— DATA TO PROCESS —
+++

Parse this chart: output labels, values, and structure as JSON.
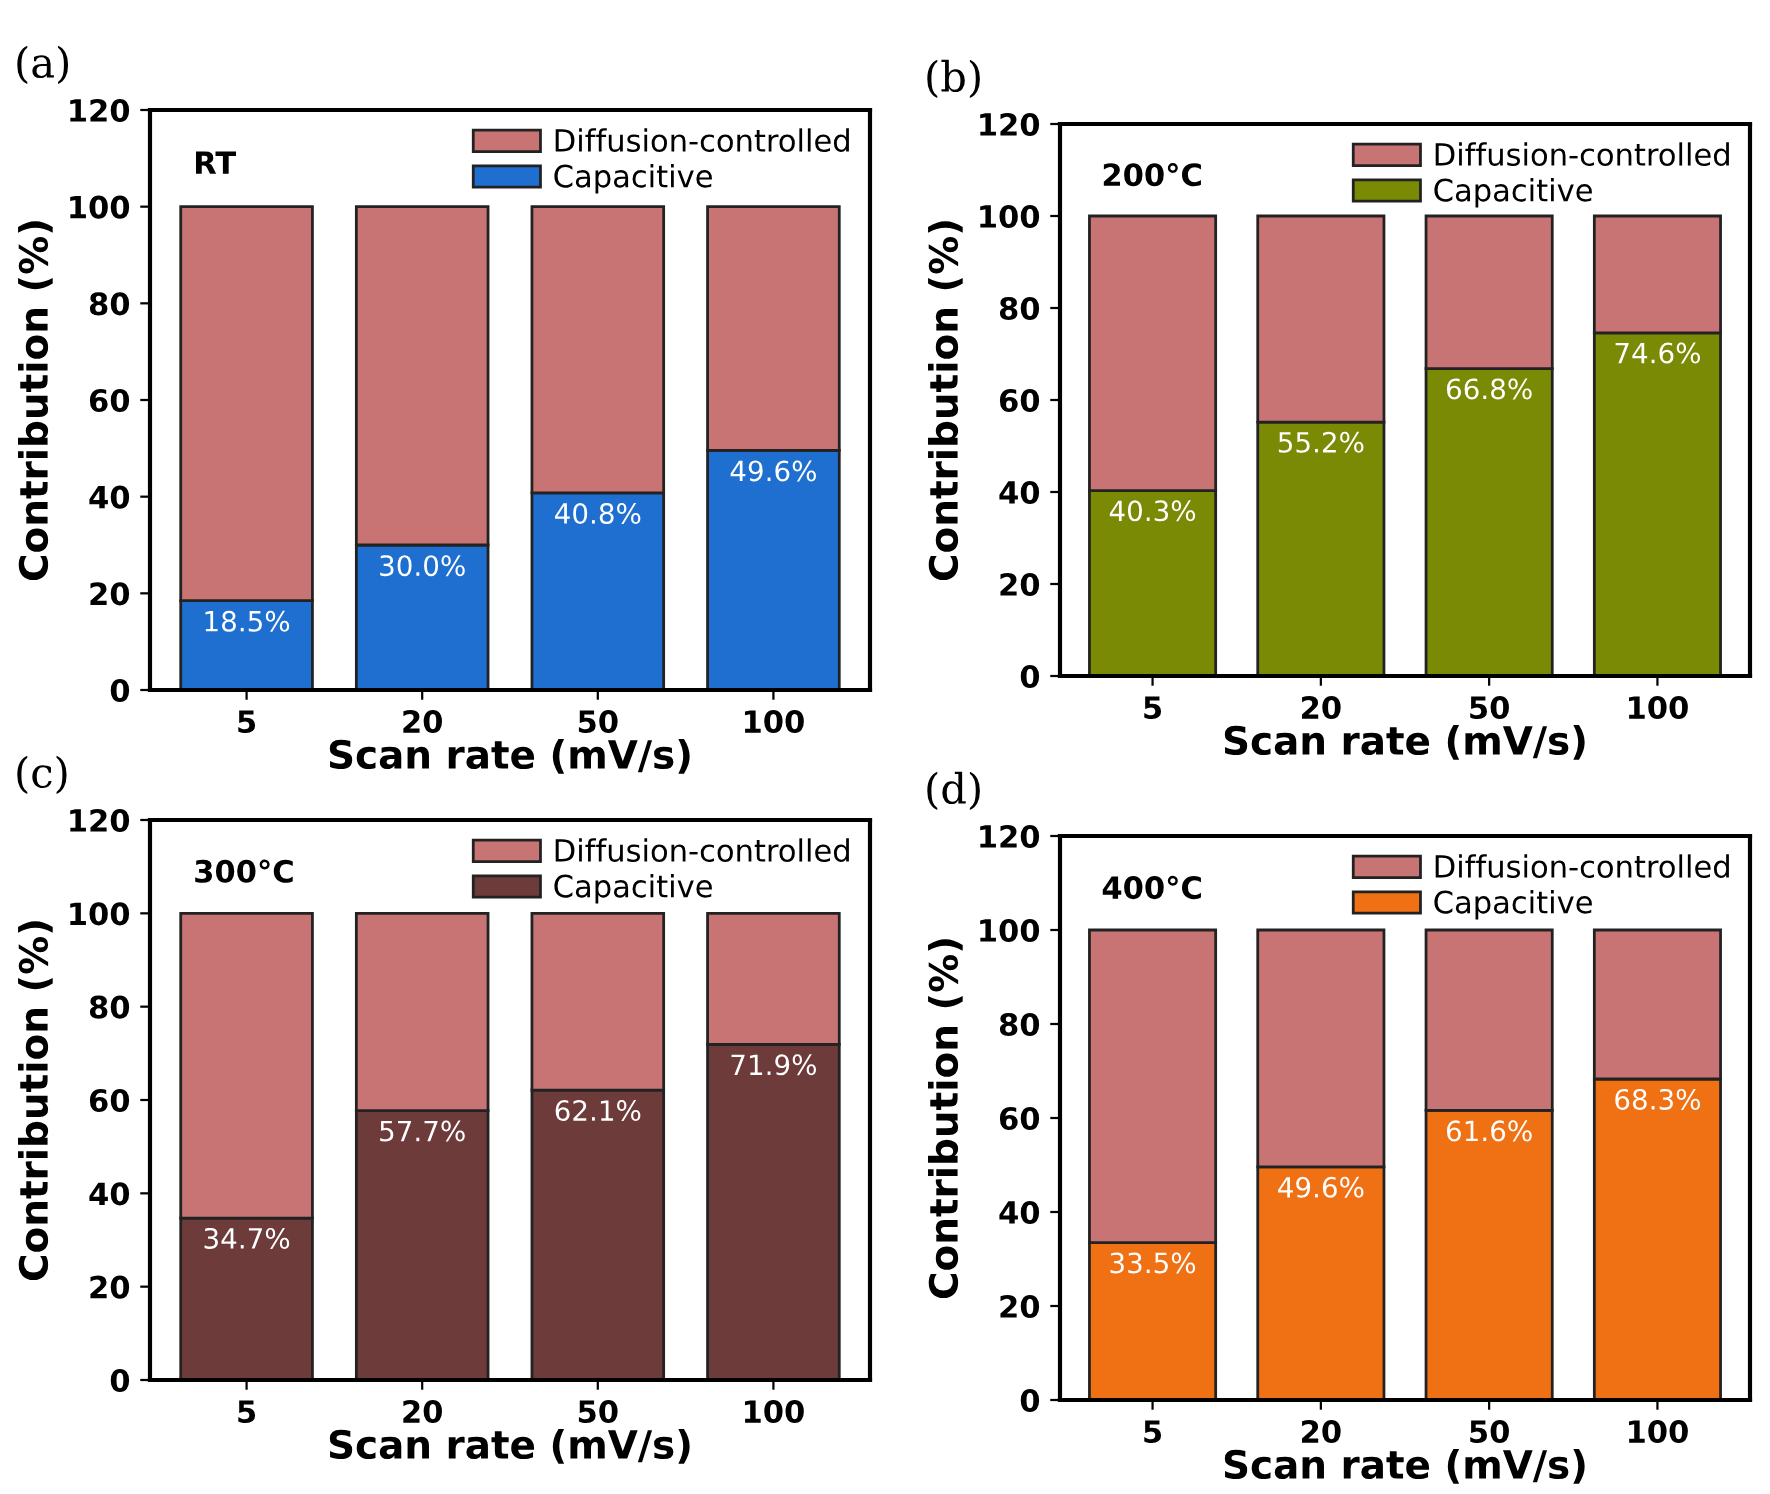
{
  "chart_data": [
    {
      "type": "bar",
      "stacked": true,
      "xlabel": "Scan rate (mV/s)",
      "ylabel": "Contribution (%)",
      "categories": [
        "5",
        "20",
        "50",
        "100"
      ],
      "ylim": [
        0,
        120
      ],
      "yticks": [
        0,
        20,
        40,
        60,
        80,
        100,
        120
      ],
      "legend": "top right",
      "grid": false,
      "annotations": [
        "(a)",
        "RT"
      ],
      "series": [
        {
          "name": "Capacitive",
          "color": "#1f6fd0",
          "values": [
            18.5,
            30.0,
            40.8,
            49.6
          ],
          "value_labels": [
            "18.5%",
            "30.0%",
            "40.8%",
            "49.6%"
          ]
        },
        {
          "name": "Diffusion-controlled",
          "color": "#c97474",
          "values": [
            81.5,
            70.0,
            59.2,
            50.4
          ]
        }
      ]
    },
    {
      "type": "bar",
      "stacked": true,
      "xlabel": "Scan rate (mV/s)",
      "ylabel": "Contribution (%)",
      "categories": [
        "5",
        "20",
        "50",
        "100"
      ],
      "ylim": [
        0,
        120
      ],
      "yticks": [
        0,
        20,
        40,
        60,
        80,
        100,
        120
      ],
      "legend": "top right",
      "grid": false,
      "annotations": [
        "(b)",
        "200°C"
      ],
      "series": [
        {
          "name": "Capacitive",
          "color": "#7a8a05",
          "values": [
            40.3,
            55.2,
            66.8,
            74.6
          ],
          "value_labels": [
            "40.3%",
            "55.2%",
            "66.8%",
            "74.6%"
          ]
        },
        {
          "name": "Diffusion-controlled",
          "color": "#c97474",
          "values": [
            59.7,
            44.8,
            33.2,
            25.4
          ]
        }
      ]
    },
    {
      "type": "bar",
      "stacked": true,
      "xlabel": "Scan rate (mV/s)",
      "ylabel": "Contribution (%)",
      "categories": [
        "5",
        "20",
        "50",
        "100"
      ],
      "ylim": [
        0,
        120
      ],
      "yticks": [
        0,
        20,
        40,
        60,
        80,
        100,
        120
      ],
      "legend": "top right",
      "grid": false,
      "annotations": [
        "(c)",
        "300°C"
      ],
      "series": [
        {
          "name": "Capacitive",
          "color": "#6e3b3b",
          "values": [
            34.7,
            57.7,
            62.1,
            71.9
          ],
          "value_labels": [
            "34.7%",
            "57.7%",
            "62.1%",
            "71.9%"
          ]
        },
        {
          "name": "Diffusion-controlled",
          "color": "#c97474",
          "values": [
            65.3,
            42.3,
            37.9,
            28.1
          ]
        }
      ]
    },
    {
      "type": "bar",
      "stacked": true,
      "xlabel": "Scan rate (mV/s)",
      "ylabel": "Contribution (%)",
      "categories": [
        "5",
        "20",
        "50",
        "100"
      ],
      "ylim": [
        0,
        120
      ],
      "yticks": [
        0,
        20,
        40,
        60,
        80,
        100,
        120
      ],
      "legend": "top right",
      "grid": false,
      "annotations": [
        "(d)",
        "400°C"
      ],
      "series": [
        {
          "name": "Capacitive",
          "color": "#f07014",
          "values": [
            33.5,
            49.6,
            61.6,
            68.3
          ],
          "value_labels": [
            "33.5%",
            "49.6%",
            "61.6%",
            "68.3%"
          ]
        },
        {
          "name": "Diffusion-controlled",
          "color": "#c97474",
          "values": [
            66.5,
            50.4,
            38.4,
            31.7
          ]
        }
      ]
    }
  ]
}
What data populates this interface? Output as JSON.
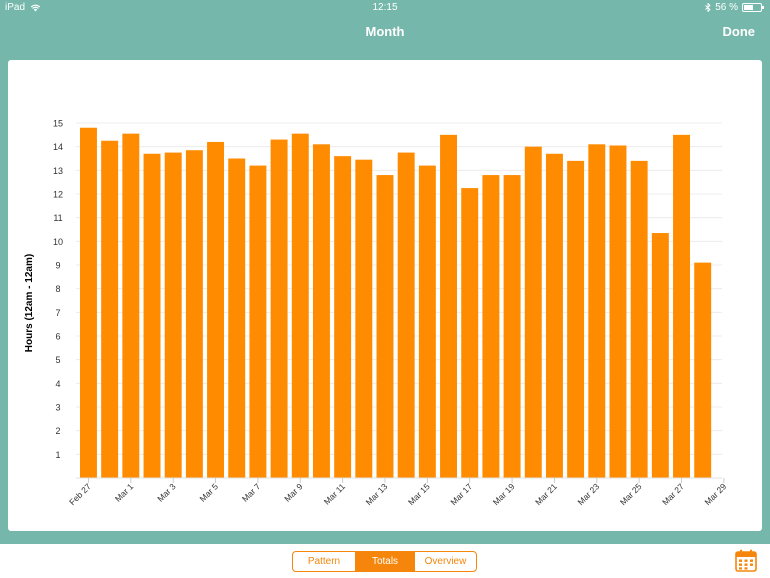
{
  "status_bar": {
    "device": "iPad",
    "time": "12:15",
    "battery_text": "56 %",
    "battery_level": 0.56
  },
  "nav": {
    "title": "Month",
    "done_label": "Done"
  },
  "chart_data": {
    "type": "bar",
    "title": "",
    "xlabel": "",
    "ylabel": "Hours (12am - 12am)",
    "ylim": [
      0,
      15
    ],
    "yticks": [
      1,
      2,
      3,
      4,
      5,
      6,
      7,
      8,
      9,
      10,
      11,
      12,
      13,
      14,
      15
    ],
    "categories": [
      "Feb 27",
      "Feb 28",
      "Mar 1",
      "Mar 2",
      "Mar 3",
      "Mar 4",
      "Mar 5",
      "Mar 6",
      "Mar 7",
      "Mar 8",
      "Mar 9",
      "Mar 10",
      "Mar 11",
      "Mar 12",
      "Mar 13",
      "Mar 14",
      "Mar 15",
      "Mar 16",
      "Mar 17",
      "Mar 18",
      "Mar 19",
      "Mar 20",
      "Mar 21",
      "Mar 22",
      "Mar 23",
      "Mar 24",
      "Mar 25",
      "Mar 26",
      "Mar 27",
      "Mar 28"
    ],
    "tick_labels": [
      "Feb 27",
      "Mar 1",
      "Mar 3",
      "Mar 5",
      "Mar 7",
      "Mar 9",
      "Mar 11",
      "Mar 13",
      "Mar 15",
      "Mar 17",
      "Mar 19",
      "Mar 21",
      "Mar 23",
      "Mar 25",
      "Mar 27",
      "Mar 29"
    ],
    "values": [
      14.8,
      14.25,
      14.55,
      13.7,
      13.75,
      13.85,
      14.2,
      13.5,
      13.2,
      14.3,
      14.55,
      14.1,
      13.6,
      13.45,
      12.8,
      13.75,
      13.2,
      14.5,
      12.25,
      12.8,
      12.8,
      14.0,
      13.7,
      13.4,
      14.1,
      14.05,
      13.4,
      10.35,
      14.5,
      9.1
    ],
    "bar_color": "#ff8b00",
    "grid": true
  },
  "tabs": [
    {
      "label": "Pattern",
      "active": false
    },
    {
      "label": "Totals",
      "active": true
    },
    {
      "label": "Overview",
      "active": false
    }
  ],
  "colors": {
    "header_bg": "#75b8ab",
    "accent": "#f5860b",
    "bar": "#ff8b00"
  },
  "icons": {
    "calendar": "calendar-icon",
    "wifi": "wifi-icon",
    "bluetooth": "bluetooth-icon",
    "battery": "battery-icon"
  }
}
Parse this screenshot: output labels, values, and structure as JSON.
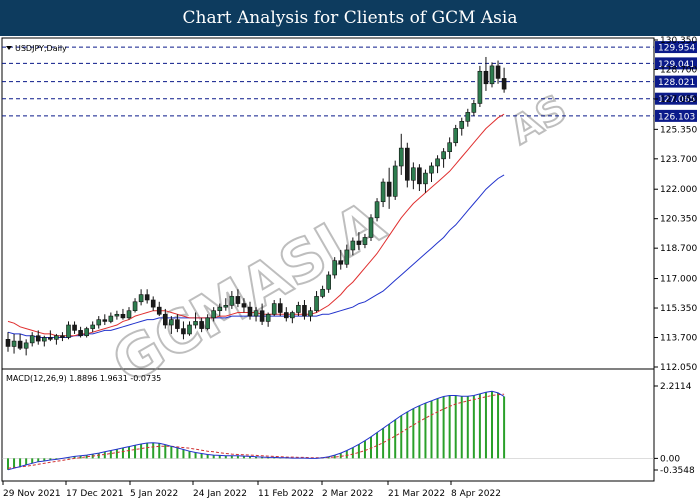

+++

— WRITTEN REQUEST —
From the data, pick out every line that includes "structure".

— OUTPUT —
Parse this chart: output labels, values, and structure as JSON.
Parse this screenshot: output labels, values, and structure as JSON.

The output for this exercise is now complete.